→ **Task requirements**:
Your task is to repeat the lines below exactly, excluding any pictures they contain.

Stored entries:
--- Begin ---

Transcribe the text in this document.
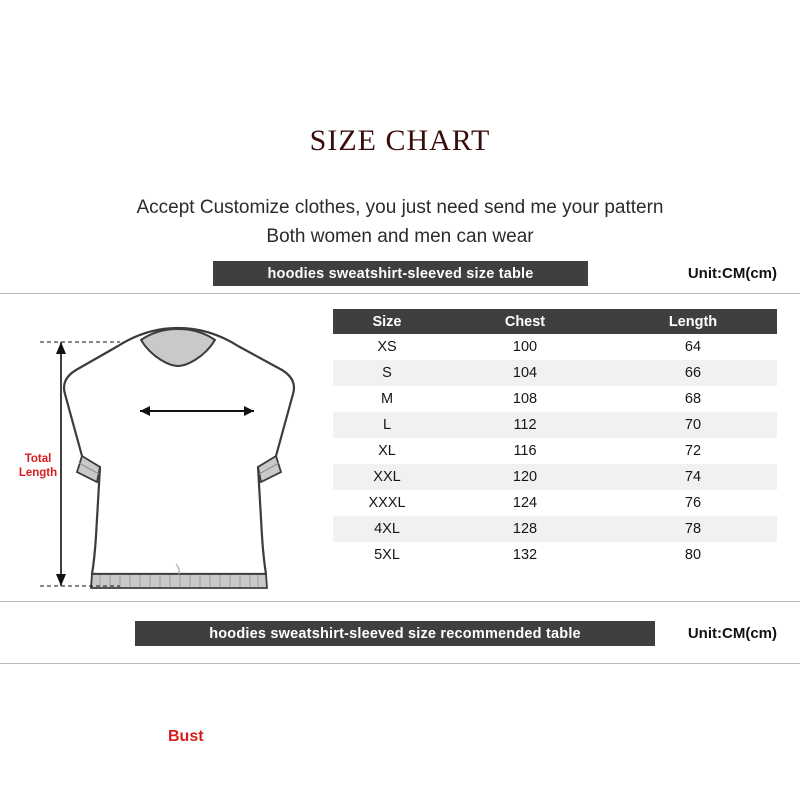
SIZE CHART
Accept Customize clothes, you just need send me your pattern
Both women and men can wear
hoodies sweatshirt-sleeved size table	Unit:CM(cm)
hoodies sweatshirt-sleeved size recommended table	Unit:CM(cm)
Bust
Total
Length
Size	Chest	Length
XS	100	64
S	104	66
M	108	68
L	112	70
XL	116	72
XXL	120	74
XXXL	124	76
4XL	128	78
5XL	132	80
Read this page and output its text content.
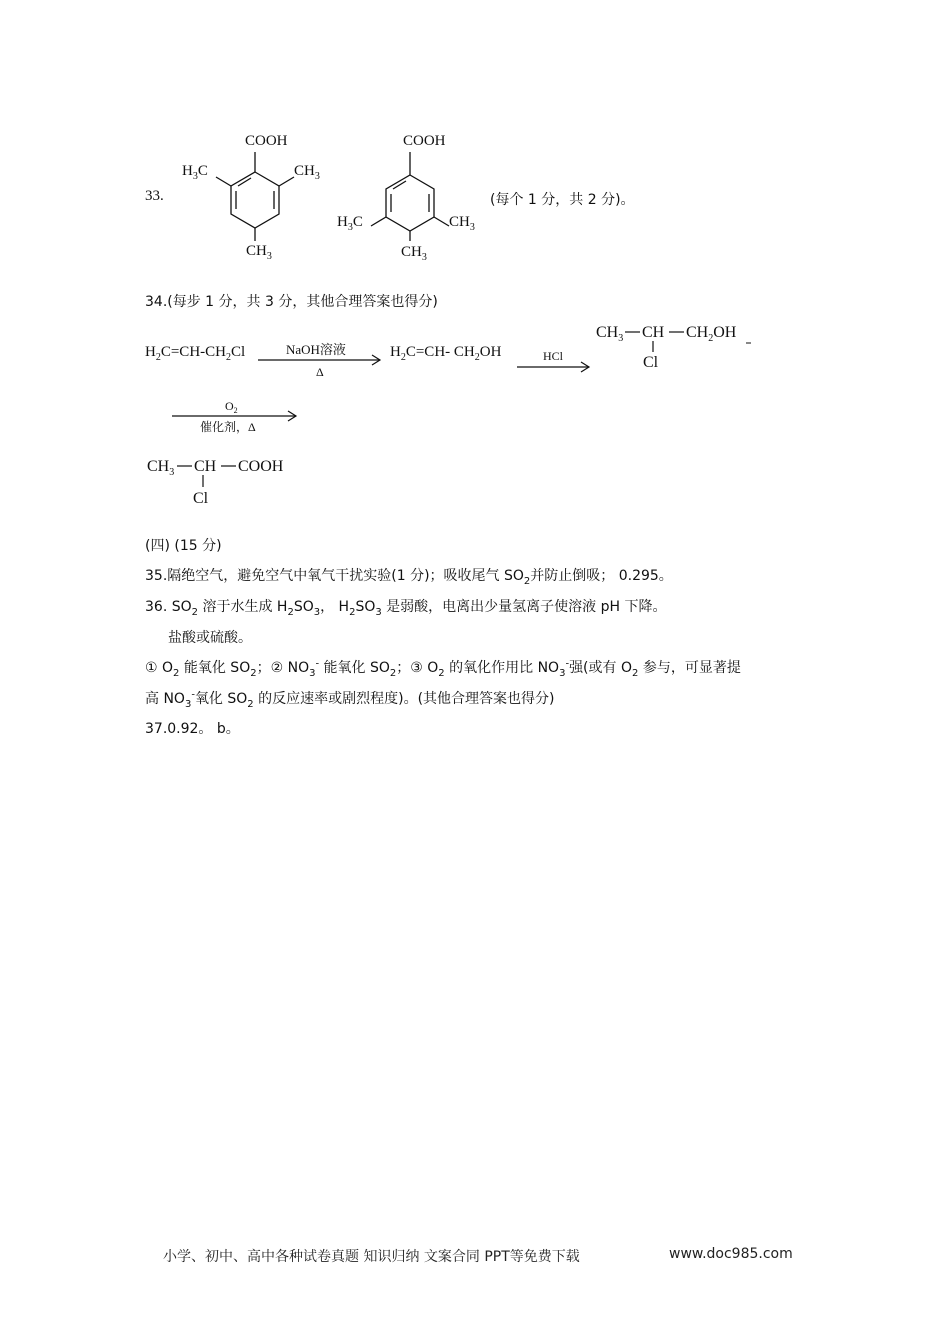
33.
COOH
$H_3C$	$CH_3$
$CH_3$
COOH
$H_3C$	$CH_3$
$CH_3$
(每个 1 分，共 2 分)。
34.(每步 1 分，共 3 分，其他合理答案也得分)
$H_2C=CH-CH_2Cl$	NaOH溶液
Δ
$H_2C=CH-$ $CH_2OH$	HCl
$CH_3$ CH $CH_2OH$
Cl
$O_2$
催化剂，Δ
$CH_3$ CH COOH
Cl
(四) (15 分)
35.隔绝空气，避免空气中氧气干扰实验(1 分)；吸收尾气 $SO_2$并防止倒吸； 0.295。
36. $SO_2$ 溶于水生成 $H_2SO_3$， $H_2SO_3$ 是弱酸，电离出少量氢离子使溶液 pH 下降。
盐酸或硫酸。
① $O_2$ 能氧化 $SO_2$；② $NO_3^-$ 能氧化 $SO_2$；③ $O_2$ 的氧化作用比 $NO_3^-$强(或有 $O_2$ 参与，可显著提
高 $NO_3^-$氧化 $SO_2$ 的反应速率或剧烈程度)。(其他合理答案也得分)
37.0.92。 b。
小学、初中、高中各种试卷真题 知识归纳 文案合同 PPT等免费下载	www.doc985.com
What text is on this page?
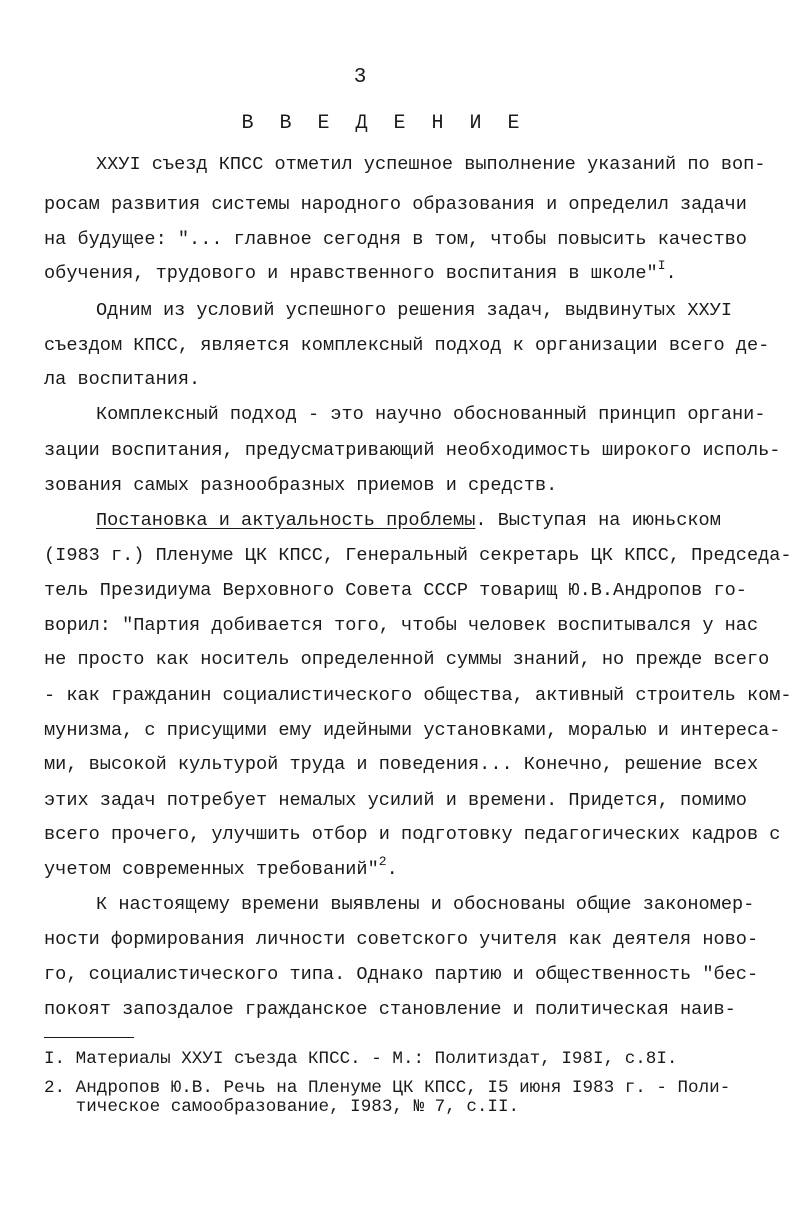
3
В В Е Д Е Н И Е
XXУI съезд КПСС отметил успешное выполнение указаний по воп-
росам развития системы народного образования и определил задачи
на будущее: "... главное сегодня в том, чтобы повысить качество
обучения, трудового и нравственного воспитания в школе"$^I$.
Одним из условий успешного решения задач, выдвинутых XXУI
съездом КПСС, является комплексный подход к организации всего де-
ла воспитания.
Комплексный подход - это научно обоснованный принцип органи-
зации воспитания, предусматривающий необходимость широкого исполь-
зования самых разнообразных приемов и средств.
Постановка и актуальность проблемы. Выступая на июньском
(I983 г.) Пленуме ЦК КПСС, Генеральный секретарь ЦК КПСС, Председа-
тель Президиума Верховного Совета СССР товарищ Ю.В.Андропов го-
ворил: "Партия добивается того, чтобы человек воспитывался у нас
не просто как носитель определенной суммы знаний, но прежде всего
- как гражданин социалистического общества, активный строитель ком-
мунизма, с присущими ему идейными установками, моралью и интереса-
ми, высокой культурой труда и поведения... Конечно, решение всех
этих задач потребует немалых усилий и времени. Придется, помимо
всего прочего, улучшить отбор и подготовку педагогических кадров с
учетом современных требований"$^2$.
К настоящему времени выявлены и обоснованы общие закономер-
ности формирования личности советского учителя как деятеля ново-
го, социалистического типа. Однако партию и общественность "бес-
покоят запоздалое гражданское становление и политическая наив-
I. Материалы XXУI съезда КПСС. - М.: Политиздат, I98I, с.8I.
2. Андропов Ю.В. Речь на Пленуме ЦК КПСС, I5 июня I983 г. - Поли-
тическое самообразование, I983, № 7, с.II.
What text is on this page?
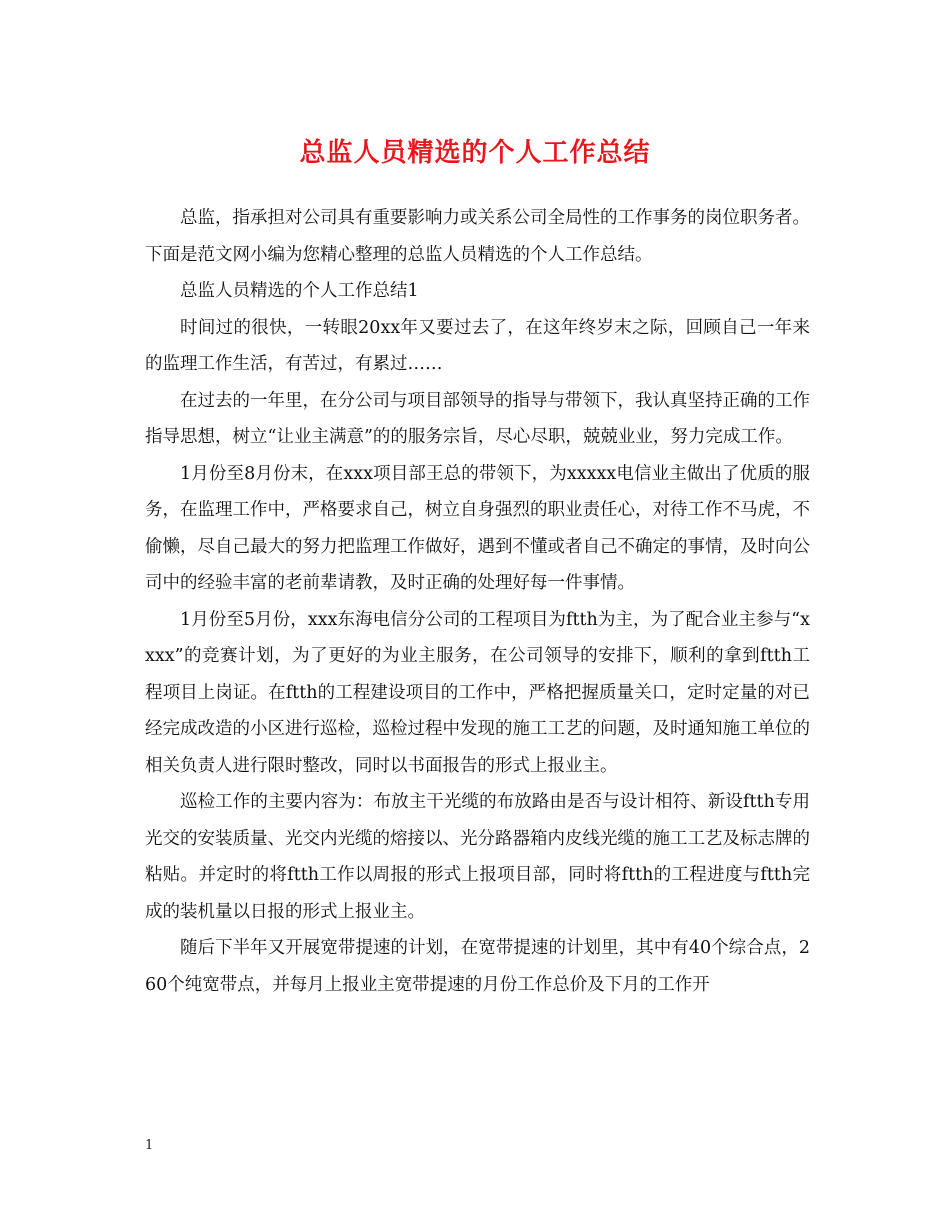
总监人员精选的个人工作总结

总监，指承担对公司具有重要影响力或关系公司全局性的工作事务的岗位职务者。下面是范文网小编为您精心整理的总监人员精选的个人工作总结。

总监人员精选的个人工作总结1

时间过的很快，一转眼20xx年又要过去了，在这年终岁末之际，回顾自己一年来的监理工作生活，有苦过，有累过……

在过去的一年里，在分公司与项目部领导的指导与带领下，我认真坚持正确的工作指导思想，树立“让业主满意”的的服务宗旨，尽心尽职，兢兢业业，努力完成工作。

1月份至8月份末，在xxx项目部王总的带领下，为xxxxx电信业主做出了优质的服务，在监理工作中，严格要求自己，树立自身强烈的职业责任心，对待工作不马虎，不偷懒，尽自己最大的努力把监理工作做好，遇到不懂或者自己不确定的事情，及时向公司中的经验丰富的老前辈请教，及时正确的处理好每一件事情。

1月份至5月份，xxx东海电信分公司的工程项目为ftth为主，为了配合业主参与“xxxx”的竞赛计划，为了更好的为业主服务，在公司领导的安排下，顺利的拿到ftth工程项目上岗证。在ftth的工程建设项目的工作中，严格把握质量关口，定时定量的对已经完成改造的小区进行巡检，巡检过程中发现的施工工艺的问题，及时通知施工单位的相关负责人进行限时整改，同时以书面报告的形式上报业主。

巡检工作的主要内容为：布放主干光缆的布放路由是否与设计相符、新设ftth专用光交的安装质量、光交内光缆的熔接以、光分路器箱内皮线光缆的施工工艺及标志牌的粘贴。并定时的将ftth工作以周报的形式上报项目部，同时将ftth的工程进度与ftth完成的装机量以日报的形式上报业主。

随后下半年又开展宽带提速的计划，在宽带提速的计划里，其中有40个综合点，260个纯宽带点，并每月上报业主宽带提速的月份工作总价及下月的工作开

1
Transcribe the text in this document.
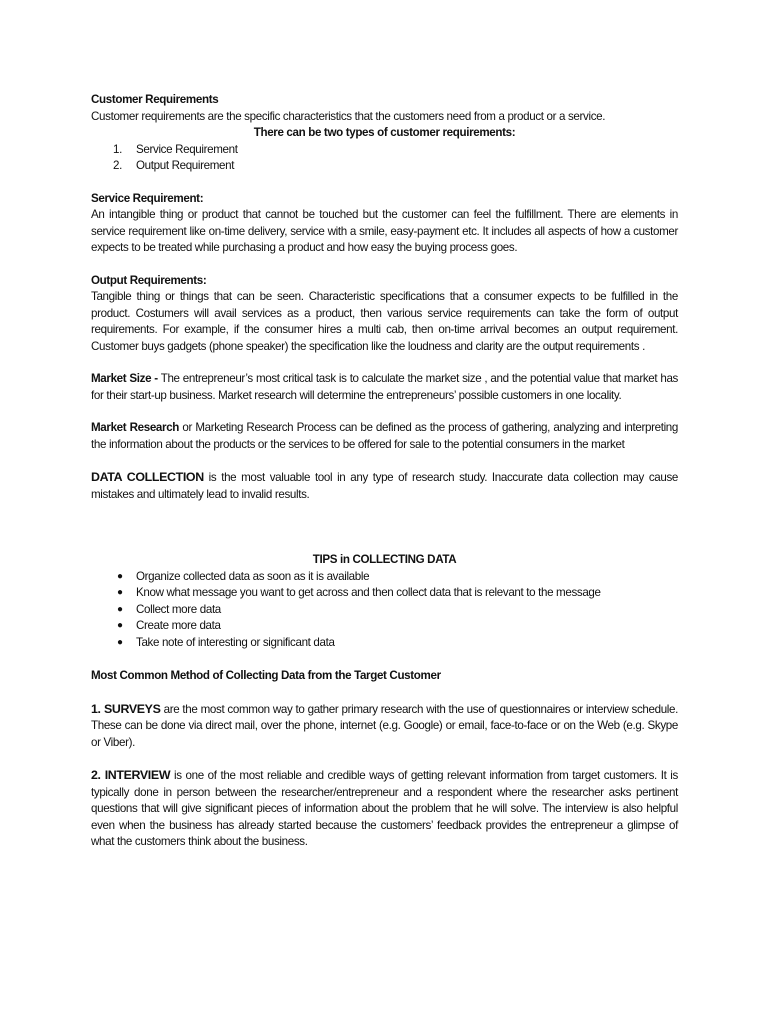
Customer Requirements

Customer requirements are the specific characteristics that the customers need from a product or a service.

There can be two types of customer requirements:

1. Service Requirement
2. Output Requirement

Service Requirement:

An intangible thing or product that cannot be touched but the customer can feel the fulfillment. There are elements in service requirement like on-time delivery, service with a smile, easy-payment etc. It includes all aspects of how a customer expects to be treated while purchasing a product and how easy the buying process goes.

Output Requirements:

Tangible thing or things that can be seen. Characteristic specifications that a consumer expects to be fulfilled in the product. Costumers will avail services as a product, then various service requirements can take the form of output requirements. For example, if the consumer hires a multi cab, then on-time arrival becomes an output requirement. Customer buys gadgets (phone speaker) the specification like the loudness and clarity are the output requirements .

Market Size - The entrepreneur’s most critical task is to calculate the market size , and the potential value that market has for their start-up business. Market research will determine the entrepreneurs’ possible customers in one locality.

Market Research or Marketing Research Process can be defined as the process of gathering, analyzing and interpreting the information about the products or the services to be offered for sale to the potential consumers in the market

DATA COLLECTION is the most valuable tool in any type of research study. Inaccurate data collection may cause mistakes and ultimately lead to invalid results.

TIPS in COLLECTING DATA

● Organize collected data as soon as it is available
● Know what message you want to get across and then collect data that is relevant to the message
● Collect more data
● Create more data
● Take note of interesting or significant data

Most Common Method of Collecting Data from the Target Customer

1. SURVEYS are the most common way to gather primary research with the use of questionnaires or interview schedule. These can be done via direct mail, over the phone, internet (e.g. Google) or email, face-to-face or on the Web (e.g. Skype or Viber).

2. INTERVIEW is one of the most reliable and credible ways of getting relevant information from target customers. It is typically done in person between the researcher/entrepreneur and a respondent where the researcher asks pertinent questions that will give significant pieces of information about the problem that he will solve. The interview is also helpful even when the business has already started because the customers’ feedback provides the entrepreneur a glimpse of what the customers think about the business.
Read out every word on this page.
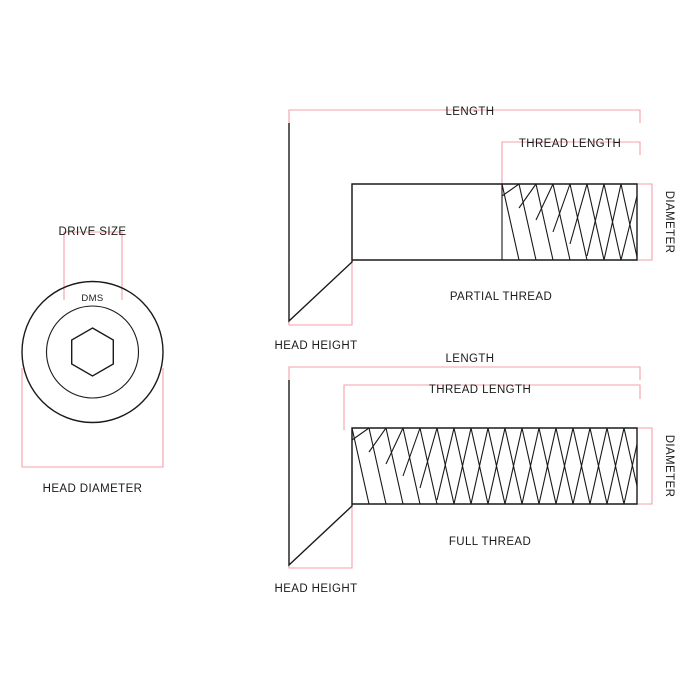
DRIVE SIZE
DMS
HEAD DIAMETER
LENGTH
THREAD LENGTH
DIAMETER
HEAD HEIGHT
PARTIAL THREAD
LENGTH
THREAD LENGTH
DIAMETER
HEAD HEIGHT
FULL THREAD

--- End ---

→ **Full solution**:
Transcribe the text in this document.
SIZE CHART
Accept Customize clothes, you just need send me your pattern
Both women and men can wear
hoodies sweatshirt-sleeved size table	Unit:CM(cm)
hoodies sweatshirt-sleeved size recommended table	Unit:CM(cm)
Bust
Total
Length
Size	Chest	Length
XS	100	64
S	104	66
M	108	68
L	112	70
XL	116	72
XXL	120	74
XXXL	124	76
4XL	128	78
5XL	132	80
Read this page and output its text content.
33.
COOH
$H_3C$	$CH_3$
$CH_3$
COOH
$H_3C$	$CH_3$
$CH_3$
(每个 1 分，共 2 分)。
34.(每步 1 分，共 3 分，其他合理答案也得分)
$H_2C=CH-CH_2Cl$	NaOH溶液
Δ
$H_2C=CH-$ $CH_2OH$	HCl
$CH_3$ CH $CH_2OH$
Cl
$O_2$
催化剂，Δ
$CH_3$ CH COOH
Cl
(四) (15 分)
35.隔绝空气，避免空气中氧气干扰实验(1 分)；吸收尾气 $SO_2$并防止倒吸； 0.295。
36. $SO_2$ 溶于水生成 $H_2SO_3$， $H_2SO_3$ 是弱酸，电离出少量氢离子使溶液 pH 下降。
盐酸或硫酸。
① $O_2$ 能氧化 $SO_2$；② $NO_3^-$ 能氧化 $SO_2$；③ $O_2$ 的氧化作用比 $NO_3^-$强(或有 $O_2$ 参与，可显著提
高 $NO_3^-$氧化 $SO_2$ 的反应速率或剧烈程度)。(其他合理答案也得分)
37.0.92。 b。
小学、初中、高中各种试卷真题 知识归纳 文案合同 PPT等免费下载	www.doc985.com
What text is on this page?
3
В В Е Д Е Н И Е
XXУI съезд КПСС отметил успешное выполнение указаний по воп-
росам развития системы народного образования и определил задачи
на будущее: "... главное сегодня в том, чтобы повысить качество
обучения, трудового и нравственного воспитания в школе"$^I$.
Одним из условий успешного решения задач, выдвинутых XXУI
съездом КПСС, является комплексный подход к организации всего де-
ла воспитания.
Комплексный подход - это научно обоснованный принцип органи-
зации воспитания, предусматривающий необходимость широкого исполь-
зования самых разнообразных приемов и средств.
Постановка и актуальность проблемы. Выступая на июньском
(I983 г.) Пленуме ЦК КПСС, Генеральный секретарь ЦК КПСС, Председа-
тель Президиума Верховного Совета СССР товарищ Ю.В.Андропов го-
ворил: "Партия добивается того, чтобы человек воспитывался у нас
не просто как носитель определенной суммы знаний, но прежде всего
- как гражданин социалистического общества, активный строитель ком-
мунизма, с присущими ему идейными установками, моралью и интереса-
ми, высокой культурой труда и поведения... Конечно, решение всех
этих задач потребует немалых усилий и времени. Придется, помимо
всего прочего, улучшить отбор и подготовку педагогических кадров с
учетом современных требований"$^2$.
К настоящему времени выявлены и обоснованы общие закономер-
ности формирования личности советского учителя как деятеля ново-
го, социалистического типа. Однако партию и общественность "бес-
покоят запоздалое гражданское становление и политическая наив-
I. Материалы XXУI съезда КПСС. - М.: Политиздат, I98I, с.8I.
2. Андропов Ю.В. Речь на Пленуме ЦК КПСС, I5 июня I983 г. - Поли-
тическое самообразование, I983, № 7, с.II.
What text is on this page?
总监人员精选的个人工作总结

总监，指承担对公司具有重要影响力或关系公司全局性的工作事务的岗位职务者。下面是范文网小编为您精心整理的总监人员精选的个人工作总结。

总监人员精选的个人工作总结1

时间过的很快，一转眼20xx年又要过去了，在这年终岁末之际，回顾自己一年来的监理工作生活，有苦过，有累过……

在过去的一年里，在分公司与项目部领导的指导与带领下，我认真坚持正确的工作指导思想，树立“让业主满意”的的服务宗旨，尽心尽职，兢兢业业，努力完成工作。

1月份至8月份末，在xxx项目部王总的带领下，为xxxxx电信业主做出了优质的服务，在监理工作中，严格要求自己，树立自身强烈的职业责任心，对待工作不马虎，不偷懒，尽自己最大的努力把监理工作做好，遇到不懂或者自己不确定的事情，及时向公司中的经验丰富的老前辈请教，及时正确的处理好每一件事情。

1月份至5月份，xxx东海电信分公司的工程项目为ftth为主，为了配合业主参与“xxxx”的竞赛计划，为了更好的为业主服务，在公司领导的安排下，顺利的拿到ftth工程项目上岗证。在ftth的工程建设项目的工作中，严格把握质量关口，定时定量的对已经完成改造的小区进行巡检，巡检过程中发现的施工工艺的问题，及时通知施工单位的相关负责人进行限时整改，同时以书面报告的形式上报业主。

巡检工作的主要内容为：布放主干光缆的布放路由是否与设计相符、新设ftth专用光交的安装质量、光交内光缆的熔接以、光分路器箱内皮线光缆的施工工艺及标志牌的粘贴。并定时的将ftth工作以周报的形式上报项目部，同时将ftth的工程进度与ftth完成的装机量以日报的形式上报业主。

随后下半年又开展宽带提速的计划，在宽带提速的计划里，其中有40个综合点，260个纯宽带点，并每月上报业主宽带提速的月份工作总价及下月的工作开

1
Transcribe the text in this document.
Customer Requirements

Customer requirements are the specific characteristics that the customers need from a product or a service.

There can be two types of customer requirements:

1. Service Requirement
2. Output Requirement

Service Requirement:

An intangible thing or product that cannot be touched but the customer can feel the fulfillment. There are elements in service requirement like on-time delivery, service with a smile, easy-payment etc. It includes all aspects of how a customer expects to be treated while purchasing a product and how easy the buying process goes.

Output Requirements:

Tangible thing or things that can be seen. Characteristic specifications that a consumer expects to be fulfilled in the product. Costumers will avail services as a product, then various service requirements can take the form of output requirements. For example, if the consumer hires a multi cab, then on-time arrival becomes an output requirement. Customer buys gadgets (phone speaker) the specification like the loudness and clarity are the output requirements .

Market Size - The entrepreneur’s most critical task is to calculate the market size , and the potential value that market has for their start-up business. Market research will determine the entrepreneurs’ possible customers in one locality.

Market Research or Marketing Research Process can be defined as the process of gathering, analyzing and interpreting the information about the products or the services to be offered for sale to the potential consumers in the market

DATA COLLECTION is the most valuable tool in any type of research study. Inaccurate data collection may cause mistakes and ultimately lead to invalid results.

TIPS in COLLECTING DATA

● Organize collected data as soon as it is available
● Know what message you want to get across and then collect data that is relevant to the message
● Collect more data
● Create more data
● Take note of interesting or significant data

Most Common Method of Collecting Data from the Target Customer

1. SURVEYS are the most common way to gather primary research with the use of questionnaires or interview schedule. These can be done via direct mail, over the phone, internet (e.g. Google) or email, face-to-face or on the Web (e.g. Skype or Viber).

2. INTERVIEW is one of the most reliable and credible ways of getting relevant information from target customers. It is typically done in person between the researcher/entrepreneur and a respondent where the researcher asks pertinent questions that will give significant pieces of information about the problem that he will solve. The interview is also helpful even when the business has already started because the customers’ feedback provides the entrepreneur a glimpse of what the customers think about the business.
Read out every word on this page.
DRIVE SIZE
DMS
HEAD DIAMETER
LENGTH
THREAD LENGTH
DIAMETER
HEAD HEIGHT
PARTIAL THREAD
LENGTH
THREAD LENGTH
DIAMETER
HEAD HEIGHT
FULL THREAD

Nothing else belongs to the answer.